> _Artikel_:
Kerk & religie

Doornik, stad van koning Clovis

DOORNIK – Het driehoekige Grand’Place in het Belgische Doornik ligt, schoongespoeld door een plotselinge regenbui, als een plaatje in de zon. Terrassen zitten overvol. Wie culinair uit de band wil springen, kan uitstekend terecht in de stad van koning Clovis.

J. van ’t Hul
7 September 2011 21:59Gewijzigd op 14 November 2020 16:31
Foto Wikimedia
Foto Wikimedia

Aan de ene zijde wordt het Grand’Place, het marktplein, begrensd door het Belfort, een 70 meter hoge klokkentoren, ooit gebruikt als stedelijke gevangenis voor onder meer geloofsvervolgden en werelderfgoed sinds 1999. Aan de andere zijde staat een metershoog bronzen beeld van een buitengewoon potige vrouw, Christine de Lalaing. Met haar ene hand wijst ze naar de kathedraal, met haar andere hand houdt ze een wapen vast. De Lalaing was de protestantse vrouw van de gouverneur die in 1581 de stad verdedigde tegen de Spaanse troepen.

Doornik ligt vlak bij de Franse grens. Het sfeertje hier is ook al echt Noord-Frans. Iedereen spreekt Frans, en het Belgische Doornik heet ook wel, op z’n Frans, Tournai. De stad is in het verleden verschillende malen Frans gebied geweest, maar ook een keer Engels, Spaans, Oostenrijks en Nederlands.

> _Opdrachten_:
1/ Kun je uit het artikel over Doornik woordelijk overnemen wat er staat van "DOORNIK – Het" tot en met "van koning Clovis."?
2/ Hoe gaat het artikel over Doornik na de laatste zin verder? Schrijf het vervolg.

> _Vastgelegde gegevens_:
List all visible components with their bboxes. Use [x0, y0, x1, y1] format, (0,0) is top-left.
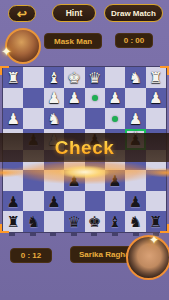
- square-r8c6[interactable]: ♝: [105, 211, 125, 232]
- square-r2c1[interactable]: [3, 88, 23, 109]
- white-knight-piece: ♞: [47, 111, 60, 126]
- square-r1c7[interactable]: ♞: [125, 67, 145, 88]
- opponent-clock-value: 0 : 00: [124, 36, 144, 45]
- sparkle-icon: ✦: [1, 44, 12, 59]
- square-r7c2[interactable]: [23, 191, 43, 212]
- square-r2c7[interactable]: [125, 88, 145, 109]
- square-r2c8[interactable]: ♟: [146, 88, 166, 109]
- square-r3c1[interactable]: ♟: [3, 108, 23, 129]
- square-r6c2[interactable]: [23, 170, 43, 191]
- square-r3c5[interactable]: [85, 108, 105, 129]
- white-king-piece: ♚: [68, 70, 81, 85]
- square-r1c4[interactable]: ♚: [64, 67, 84, 88]
- square-r3c8[interactable]: [146, 108, 166, 129]
- square-r3c4[interactable]: [64, 108, 84, 129]
- back-button[interactable]: ↩: [8, 5, 36, 22]
- board-corner-bracket-icon: [160, 66, 169, 75]
- square-r3c6[interactable]: [105, 108, 125, 129]
- white-knight-piece: ♞: [129, 70, 142, 85]
- white-queen-piece: ♛: [88, 70, 101, 85]
- black-knight-piece: ♞: [27, 214, 40, 229]
- square-r8c5[interactable]: ♚: [85, 211, 105, 232]
- black-pawn-piece: ♟: [129, 194, 142, 209]
- black-bishop-piece: ♝: [108, 214, 121, 229]
- square-r7c5[interactable]: [85, 191, 105, 212]
- square-r7c8[interactable]: [146, 191, 166, 212]
- hint-button-label: Hint: [66, 8, 83, 18]
- white-bishop-piece: ♝: [47, 70, 60, 85]
- square-r7c6[interactable]: [105, 191, 125, 212]
- square-r6c5[interactable]: [85, 170, 105, 191]
- square-r7c7[interactable]: ♟: [125, 191, 145, 212]
- white-pawn-piece: ♟: [47, 90, 60, 105]
- square-r8c2[interactable]: ♞: [23, 211, 43, 232]
- black-pawn-piece: ♟: [68, 173, 81, 188]
- black-pawn-piece: ♟: [108, 173, 121, 188]
- player-avatar: [126, 235, 169, 280]
- square-r3c3[interactable]: ♞: [44, 108, 64, 129]
- square-r6c7[interactable]: [125, 170, 145, 191]
- square-r7c4[interactable]: [64, 191, 84, 212]
- white-pawn-piece: ♟: [108, 90, 121, 105]
- hint-button[interactable]: Hint: [52, 4, 96, 22]
- player-clock: 0 : 12: [10, 248, 52, 263]
- square-r8c4[interactable]: ♛: [64, 211, 84, 232]
- sparkle-icon: ✦: [149, 233, 159, 247]
- square-r8c3[interactable]: [44, 211, 64, 232]
- back-arrow-icon: ↩: [17, 7, 27, 21]
- black-pawn-piece: ♟: [6, 194, 19, 209]
- square-r7c1[interactable]: ♟: [3, 191, 23, 212]
- opponent-clock: 0 : 00: [115, 33, 153, 48]
- square-r2c2[interactable]: [23, 88, 43, 109]
- black-queen-piece: ♛: [68, 214, 81, 229]
- black-king-piece: ♚: [88, 214, 101, 229]
- square-r2c3[interactable]: ♟: [44, 88, 64, 109]
- square-r1c3[interactable]: ♝: [44, 67, 64, 88]
- white-pawn-piece: ♟: [149, 90, 162, 105]
- chess-app-screen: ↩ Hint Draw Match ✦ Mask Man 0 : 00 ♜♝♚♛…: [0, 0, 169, 300]
- square-r3c2[interactable]: [23, 108, 43, 129]
- square-r6c1[interactable]: [3, 170, 23, 191]
- black-pawn-piece: ♟: [47, 194, 60, 209]
- square-r2c4[interactable]: ♟: [64, 88, 84, 109]
- move-hint-dot: [92, 95, 98, 101]
- square-r1c5[interactable]: ♛: [85, 67, 105, 88]
- check-banner-text: Check: [55, 137, 115, 159]
- white-pawn-piece: ♟: [6, 111, 19, 126]
- square-r7c3[interactable]: ♟: [44, 191, 64, 212]
- board-corner-bracket-icon: [0, 224, 9, 233]
- square-r6c3[interactable]: [44, 170, 64, 191]
- move-hint-dot: [112, 116, 118, 122]
- draw-match-button-label: Draw Match: [111, 9, 156, 18]
- square-r8c7[interactable]: ♞: [125, 211, 145, 232]
- square-r2c5[interactable]: [85, 88, 105, 109]
- board-corner-bracket-icon: [0, 66, 9, 75]
- square-r2c6[interactable]: ♟: [105, 88, 125, 109]
- opponent-name: Mask Man: [54, 37, 92, 46]
- square-r3c7[interactable]: ♟: [125, 108, 145, 129]
- black-knight-piece: ♞: [129, 214, 142, 229]
- check-banner: Check: [0, 133, 169, 162]
- square-r1c2[interactable]: [23, 67, 43, 88]
- board-corner-bracket-icon: [160, 224, 169, 233]
- opponent-name-badge: Mask Man: [44, 33, 102, 49]
- square-r6c8[interactable]: [146, 170, 166, 191]
- white-pawn-piece: ♟: [129, 111, 142, 126]
- square-r6c4[interactable]: ♟: [64, 170, 84, 191]
- player-clock-value: 0 : 12: [21, 251, 41, 260]
- draw-match-button[interactable]: Draw Match: [104, 4, 163, 22]
- white-pawn-piece: ♟: [68, 90, 81, 105]
- square-r6c6[interactable]: ♟: [105, 170, 125, 191]
- square-r1c6[interactable]: [105, 67, 125, 88]
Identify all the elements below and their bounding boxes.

> _Uitgewerkte antwoorden_:
1/
DOORNIK – Het driehoekige Grand’Place in het Belgische Doornik ligt, schoongespoeld door een plotselinge regenbui, als een plaatje in de zon. Terrassen zitten overvol. Wie culinair uit de band wil springen, kan uitstekend terecht in de stad van koning Clovis.

2/
De stad ligt in de Belgische provincie Henegouwen, tussen de heuvels en de Schelde, in de driehoek tussen Frankrijk, Vlaanderen en Wallonië, midden in een landschap waar de geschiedenis hier en daar van de straten druipt.

Het bescheiden Doornik heeft de bijnaam ”de parel van Henegouwen”. Het is na Tongeren de oudste stad van België. Vele eeuwen waaiden de winden van de geschiedenis door de stad en lieten overal hun sporen na. Er zijn niet zonder reden maar liefst zeven musea.

Het is de oude koningsstad van de Franken en de hoofdstad van het grote Frankische rijk. Zo woonde hier koning Childeric, die een vechtersbaas en een vrouwenjager geweest moet zijn. Hij was de vader van Clovis (Chlodovech), die in de Nederlandse geschiedenisboeken te boek staat als de koning die zich op 30-jarige leeftijd tot christen liet dopen. Volgens Gregorius van Tours zou dat gebeurd zijn met Kerst 496, maar andere bronnen wijzen naar andere jaartallen, 498 bij voorbeeld, of 500. Er wordt nog steeds onderzoek gedaan naar het precieze jaar waarin Clovis gedoopt zou zijn.

Die doop kwam mede door Clovis’ tweede vrouw, maar ook door een oorlog. Zijn vrouw, de Bourgondische prinses Clotilde, was reeds drie jaar eerder tot het christendom overgegaan. Clovis vereerde echter nog steeds de oude Germaanse goden en had er iets meer tijd voor nodig. Toen hij een oorlog had te strijden tegen de uit het oosten oprukkende, heidense Alemannen kwam de ommekeer.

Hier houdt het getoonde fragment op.